Dataset entries start
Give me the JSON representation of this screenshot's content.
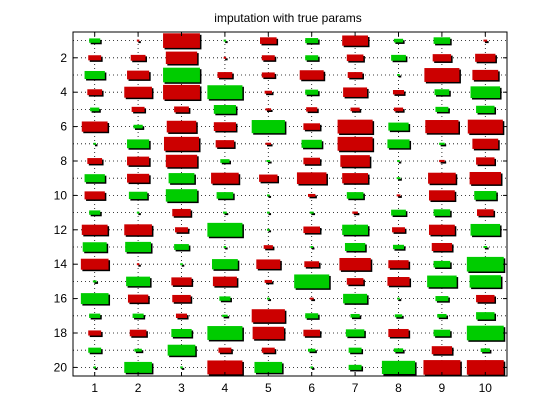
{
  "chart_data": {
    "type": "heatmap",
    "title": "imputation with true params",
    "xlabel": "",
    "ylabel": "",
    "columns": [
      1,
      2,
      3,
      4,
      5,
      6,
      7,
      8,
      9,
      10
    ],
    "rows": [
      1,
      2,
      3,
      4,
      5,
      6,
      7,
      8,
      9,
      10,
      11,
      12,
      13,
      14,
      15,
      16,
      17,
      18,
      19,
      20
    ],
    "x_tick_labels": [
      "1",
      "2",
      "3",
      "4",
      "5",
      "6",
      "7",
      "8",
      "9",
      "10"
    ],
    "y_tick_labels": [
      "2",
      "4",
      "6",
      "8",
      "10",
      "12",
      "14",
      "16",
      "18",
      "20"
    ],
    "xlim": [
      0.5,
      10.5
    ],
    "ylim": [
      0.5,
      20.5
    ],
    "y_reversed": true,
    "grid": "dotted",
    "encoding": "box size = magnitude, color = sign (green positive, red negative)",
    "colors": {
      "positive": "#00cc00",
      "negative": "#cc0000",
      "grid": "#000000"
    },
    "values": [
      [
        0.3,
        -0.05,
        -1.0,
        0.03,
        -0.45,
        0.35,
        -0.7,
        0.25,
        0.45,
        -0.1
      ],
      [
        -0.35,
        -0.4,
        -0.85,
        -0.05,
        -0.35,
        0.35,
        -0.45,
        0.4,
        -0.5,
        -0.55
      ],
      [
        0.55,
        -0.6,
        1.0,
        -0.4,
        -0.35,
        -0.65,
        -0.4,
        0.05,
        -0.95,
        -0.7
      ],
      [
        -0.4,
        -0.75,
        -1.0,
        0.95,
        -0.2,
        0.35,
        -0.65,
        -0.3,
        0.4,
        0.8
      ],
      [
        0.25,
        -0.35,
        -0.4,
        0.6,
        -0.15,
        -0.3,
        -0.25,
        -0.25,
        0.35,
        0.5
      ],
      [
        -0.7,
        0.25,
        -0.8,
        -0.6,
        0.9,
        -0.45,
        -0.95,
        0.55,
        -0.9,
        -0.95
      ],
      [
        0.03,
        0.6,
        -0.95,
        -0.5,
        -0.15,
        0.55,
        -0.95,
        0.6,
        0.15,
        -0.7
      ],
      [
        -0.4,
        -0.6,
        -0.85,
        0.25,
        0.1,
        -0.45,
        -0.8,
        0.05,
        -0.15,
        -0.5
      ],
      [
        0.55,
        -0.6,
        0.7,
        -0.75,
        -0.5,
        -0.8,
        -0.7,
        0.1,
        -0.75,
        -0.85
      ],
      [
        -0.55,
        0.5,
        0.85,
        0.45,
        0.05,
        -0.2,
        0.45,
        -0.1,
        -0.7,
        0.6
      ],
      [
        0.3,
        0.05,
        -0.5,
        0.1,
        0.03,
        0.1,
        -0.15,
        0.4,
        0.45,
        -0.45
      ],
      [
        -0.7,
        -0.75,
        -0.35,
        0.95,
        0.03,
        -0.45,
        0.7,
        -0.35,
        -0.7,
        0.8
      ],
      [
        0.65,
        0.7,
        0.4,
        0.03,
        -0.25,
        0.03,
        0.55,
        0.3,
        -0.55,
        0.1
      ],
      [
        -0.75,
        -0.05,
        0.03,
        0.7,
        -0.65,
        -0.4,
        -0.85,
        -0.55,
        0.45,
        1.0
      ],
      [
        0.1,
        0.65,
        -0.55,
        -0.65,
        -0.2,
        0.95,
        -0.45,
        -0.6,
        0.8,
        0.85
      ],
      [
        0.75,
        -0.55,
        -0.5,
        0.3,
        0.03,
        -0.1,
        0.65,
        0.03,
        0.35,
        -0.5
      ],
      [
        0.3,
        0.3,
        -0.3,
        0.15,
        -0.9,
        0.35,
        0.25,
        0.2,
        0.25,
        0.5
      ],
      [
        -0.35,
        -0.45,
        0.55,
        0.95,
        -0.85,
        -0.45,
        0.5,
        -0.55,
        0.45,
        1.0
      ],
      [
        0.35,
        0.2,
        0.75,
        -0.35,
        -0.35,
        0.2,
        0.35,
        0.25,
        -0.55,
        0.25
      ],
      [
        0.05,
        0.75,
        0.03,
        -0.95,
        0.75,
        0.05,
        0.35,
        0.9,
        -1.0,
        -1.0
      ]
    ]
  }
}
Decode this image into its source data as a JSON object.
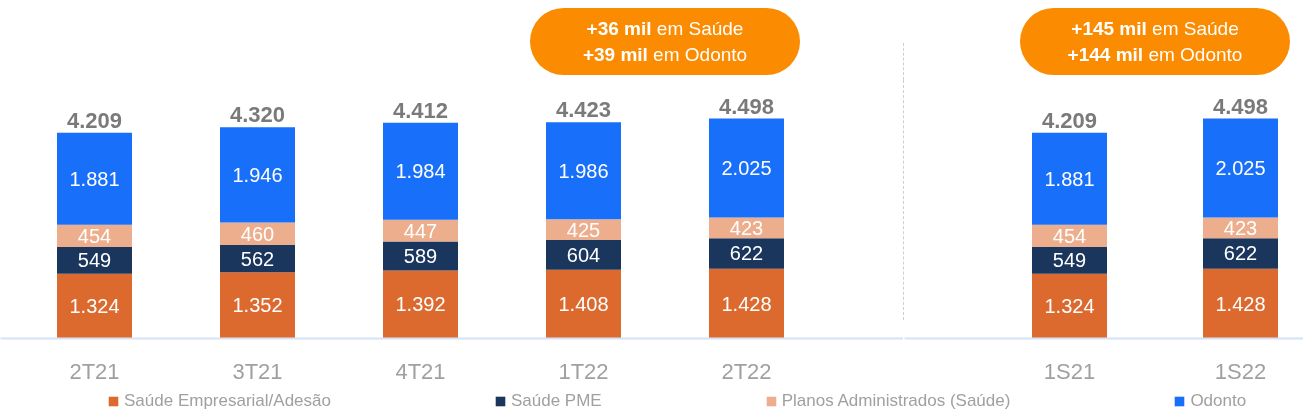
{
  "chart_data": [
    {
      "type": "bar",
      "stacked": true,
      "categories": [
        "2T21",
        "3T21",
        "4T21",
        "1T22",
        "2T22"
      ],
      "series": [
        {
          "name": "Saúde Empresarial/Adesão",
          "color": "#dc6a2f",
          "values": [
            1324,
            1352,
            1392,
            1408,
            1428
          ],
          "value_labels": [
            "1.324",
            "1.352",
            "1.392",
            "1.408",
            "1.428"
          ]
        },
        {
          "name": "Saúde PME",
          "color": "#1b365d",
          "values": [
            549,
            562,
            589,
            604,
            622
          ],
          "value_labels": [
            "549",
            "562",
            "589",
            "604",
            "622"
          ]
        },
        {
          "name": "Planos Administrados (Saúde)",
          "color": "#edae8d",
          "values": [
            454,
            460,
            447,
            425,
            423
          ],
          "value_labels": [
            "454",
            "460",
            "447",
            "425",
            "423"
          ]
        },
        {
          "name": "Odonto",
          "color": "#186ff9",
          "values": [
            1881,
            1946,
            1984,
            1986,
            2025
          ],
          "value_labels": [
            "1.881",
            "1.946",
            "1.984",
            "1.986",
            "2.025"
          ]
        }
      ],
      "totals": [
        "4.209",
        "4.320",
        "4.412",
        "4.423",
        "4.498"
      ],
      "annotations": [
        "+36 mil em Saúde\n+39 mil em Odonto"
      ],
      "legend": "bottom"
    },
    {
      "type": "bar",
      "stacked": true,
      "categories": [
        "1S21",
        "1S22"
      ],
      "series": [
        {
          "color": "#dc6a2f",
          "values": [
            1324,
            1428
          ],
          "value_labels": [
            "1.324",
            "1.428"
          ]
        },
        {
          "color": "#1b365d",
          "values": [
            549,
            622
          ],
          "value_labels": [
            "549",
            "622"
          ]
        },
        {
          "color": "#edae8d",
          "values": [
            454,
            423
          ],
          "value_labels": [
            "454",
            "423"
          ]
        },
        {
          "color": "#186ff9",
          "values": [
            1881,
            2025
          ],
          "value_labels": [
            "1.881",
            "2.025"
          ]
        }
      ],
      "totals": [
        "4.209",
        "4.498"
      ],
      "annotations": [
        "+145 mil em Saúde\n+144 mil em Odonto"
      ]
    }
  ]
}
Dataset entries end
Dataset entries start
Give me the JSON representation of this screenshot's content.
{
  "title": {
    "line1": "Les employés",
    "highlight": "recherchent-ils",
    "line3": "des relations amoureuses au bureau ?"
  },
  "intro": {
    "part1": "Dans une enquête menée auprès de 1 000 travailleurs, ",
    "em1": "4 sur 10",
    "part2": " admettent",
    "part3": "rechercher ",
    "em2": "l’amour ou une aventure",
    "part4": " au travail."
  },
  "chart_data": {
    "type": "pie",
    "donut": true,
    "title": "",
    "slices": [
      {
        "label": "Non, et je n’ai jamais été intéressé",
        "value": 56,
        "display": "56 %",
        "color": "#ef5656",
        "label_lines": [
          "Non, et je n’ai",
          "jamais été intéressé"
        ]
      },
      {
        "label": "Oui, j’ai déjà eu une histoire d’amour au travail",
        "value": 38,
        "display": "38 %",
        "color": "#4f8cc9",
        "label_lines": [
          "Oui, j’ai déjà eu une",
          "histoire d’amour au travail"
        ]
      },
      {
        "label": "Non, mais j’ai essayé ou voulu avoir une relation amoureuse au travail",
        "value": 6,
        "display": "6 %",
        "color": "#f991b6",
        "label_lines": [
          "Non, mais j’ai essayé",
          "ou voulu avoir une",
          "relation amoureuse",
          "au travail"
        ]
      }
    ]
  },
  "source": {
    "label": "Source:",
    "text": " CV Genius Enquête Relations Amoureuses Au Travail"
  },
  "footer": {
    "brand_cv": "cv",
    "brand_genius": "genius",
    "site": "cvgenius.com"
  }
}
Dataset entries end
§ What you are asked to do
Return all lines containing "voulu".

§ Result of this exercise
        "label": "Non, mais j’ai essayé ou voulu avoir une relation amoureuse au travail",
          "ou voulu avoir une",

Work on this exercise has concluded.